-- Start of Record set --

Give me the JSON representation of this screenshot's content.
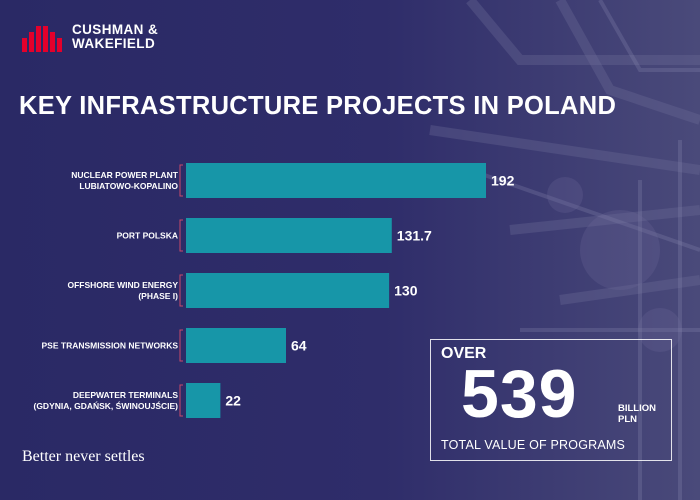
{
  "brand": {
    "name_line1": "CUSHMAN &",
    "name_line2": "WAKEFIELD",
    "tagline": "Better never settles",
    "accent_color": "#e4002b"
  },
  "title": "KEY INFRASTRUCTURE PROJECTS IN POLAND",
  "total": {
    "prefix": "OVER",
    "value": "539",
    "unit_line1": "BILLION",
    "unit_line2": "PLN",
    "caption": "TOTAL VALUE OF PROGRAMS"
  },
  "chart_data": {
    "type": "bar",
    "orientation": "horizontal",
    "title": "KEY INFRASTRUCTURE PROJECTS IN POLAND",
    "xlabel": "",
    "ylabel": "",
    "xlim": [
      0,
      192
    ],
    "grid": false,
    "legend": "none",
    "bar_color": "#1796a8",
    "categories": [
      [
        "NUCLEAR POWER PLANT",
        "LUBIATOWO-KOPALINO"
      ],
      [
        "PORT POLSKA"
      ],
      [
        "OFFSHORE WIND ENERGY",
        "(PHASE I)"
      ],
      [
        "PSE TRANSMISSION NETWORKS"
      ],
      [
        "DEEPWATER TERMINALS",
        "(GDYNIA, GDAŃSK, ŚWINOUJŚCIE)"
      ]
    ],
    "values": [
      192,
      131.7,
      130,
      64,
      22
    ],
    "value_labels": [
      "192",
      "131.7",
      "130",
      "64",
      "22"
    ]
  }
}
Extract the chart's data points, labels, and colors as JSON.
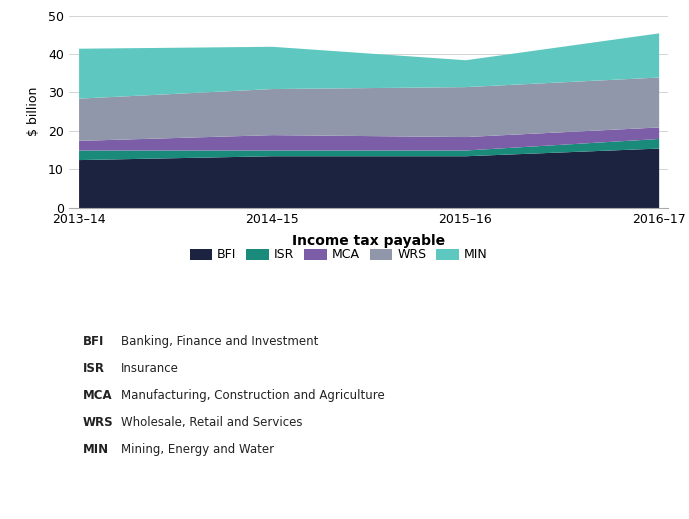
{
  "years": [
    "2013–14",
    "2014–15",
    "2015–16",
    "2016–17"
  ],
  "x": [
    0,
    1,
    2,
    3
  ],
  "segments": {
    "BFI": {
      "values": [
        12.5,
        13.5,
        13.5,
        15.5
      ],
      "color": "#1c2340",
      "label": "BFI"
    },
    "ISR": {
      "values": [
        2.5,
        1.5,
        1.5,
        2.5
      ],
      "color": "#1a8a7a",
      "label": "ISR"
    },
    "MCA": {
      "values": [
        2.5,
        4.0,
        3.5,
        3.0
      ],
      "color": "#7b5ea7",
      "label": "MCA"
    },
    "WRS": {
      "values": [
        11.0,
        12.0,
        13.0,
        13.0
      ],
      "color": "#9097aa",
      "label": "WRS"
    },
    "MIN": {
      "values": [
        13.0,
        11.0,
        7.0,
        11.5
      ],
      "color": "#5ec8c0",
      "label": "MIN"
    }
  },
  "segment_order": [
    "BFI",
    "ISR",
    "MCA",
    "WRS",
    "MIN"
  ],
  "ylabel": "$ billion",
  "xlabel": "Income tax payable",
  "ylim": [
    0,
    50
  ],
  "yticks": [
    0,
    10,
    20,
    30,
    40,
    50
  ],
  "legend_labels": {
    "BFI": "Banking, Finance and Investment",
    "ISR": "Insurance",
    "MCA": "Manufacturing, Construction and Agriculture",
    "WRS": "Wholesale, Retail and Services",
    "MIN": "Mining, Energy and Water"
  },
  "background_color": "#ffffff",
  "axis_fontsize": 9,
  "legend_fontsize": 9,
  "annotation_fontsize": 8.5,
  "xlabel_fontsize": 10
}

-- End of Record set --

### Given instruction
Print out the material word for word, omitting the pictures.

### Result
Give me the JSON representation of this screenshot's content.
{
  "brand": {
    "name_line1": "CUSHMAN &",
    "name_line2": "WAKEFIELD",
    "tagline": "Better never settles",
    "accent_color": "#e4002b"
  },
  "title": "KEY INFRASTRUCTURE PROJECTS IN POLAND",
  "total": {
    "prefix": "OVER",
    "value": "539",
    "unit_line1": "BILLION",
    "unit_line2": "PLN",
    "caption": "TOTAL VALUE OF PROGRAMS"
  },
  "chart_data": {
    "type": "bar",
    "orientation": "horizontal",
    "title": "KEY INFRASTRUCTURE PROJECTS IN POLAND",
    "xlabel": "",
    "ylabel": "",
    "xlim": [
      0,
      192
    ],
    "grid": false,
    "legend": "none",
    "bar_color": "#1796a8",
    "categories": [
      [
        "NUCLEAR POWER PLANT",
        "LUBIATOWO-KOPALINO"
      ],
      [
        "PORT POLSKA"
      ],
      [
        "OFFSHORE WIND ENERGY",
        "(PHASE I)"
      ],
      [
        "PSE TRANSMISSION NETWORKS"
      ],
      [
        "DEEPWATER TERMINALS",
        "(GDYNIA, GDAŃSK, ŚWINOUJŚCIE)"
      ]
    ],
    "values": [
      192,
      131.7,
      130,
      64,
      22
    ],
    "value_labels": [
      "192",
      "131.7",
      "130",
      "64",
      "22"
    ]
  }
}
Extract the chart's data points, labels, and colors as JSON.
{
  "years": [
    "2013–14",
    "2014–15",
    "2015–16",
    "2016–17"
  ],
  "x": [
    0,
    1,
    2,
    3
  ],
  "segments": {
    "BFI": {
      "values": [
        12.5,
        13.5,
        13.5,
        15.5
      ],
      "color": "#1c2340",
      "label": "BFI"
    },
    "ISR": {
      "values": [
        2.5,
        1.5,
        1.5,
        2.5
      ],
      "color": "#1a8a7a",
      "label": "ISR"
    },
    "MCA": {
      "values": [
        2.5,
        4.0,
        3.5,
        3.0
      ],
      "color": "#7b5ea7",
      "label": "MCA"
    },
    "WRS": {
      "values": [
        11.0,
        12.0,
        13.0,
        13.0
      ],
      "color": "#9097aa",
      "label": "WRS"
    },
    "MIN": {
      "values": [
        13.0,
        11.0,
        7.0,
        11.5
      ],
      "color": "#5ec8c0",
      "label": "MIN"
    }
  },
  "segment_order": [
    "BFI",
    "ISR",
    "MCA",
    "WRS",
    "MIN"
  ],
  "ylabel": "$ billion",
  "xlabel": "Income tax payable",
  "ylim": [
    0,
    50
  ],
  "yticks": [
    0,
    10,
    20,
    30,
    40,
    50
  ],
  "legend_labels": {
    "BFI": "Banking, Finance and Investment",
    "ISR": "Insurance",
    "MCA": "Manufacturing, Construction and Agriculture",
    "WRS": "Wholesale, Retail and Services",
    "MIN": "Mining, Energy and Water"
  },
  "background_color": "#ffffff",
  "axis_fontsize": 9,
  "legend_fontsize": 9,
  "annotation_fontsize": 8.5,
  "xlabel_fontsize": 10
}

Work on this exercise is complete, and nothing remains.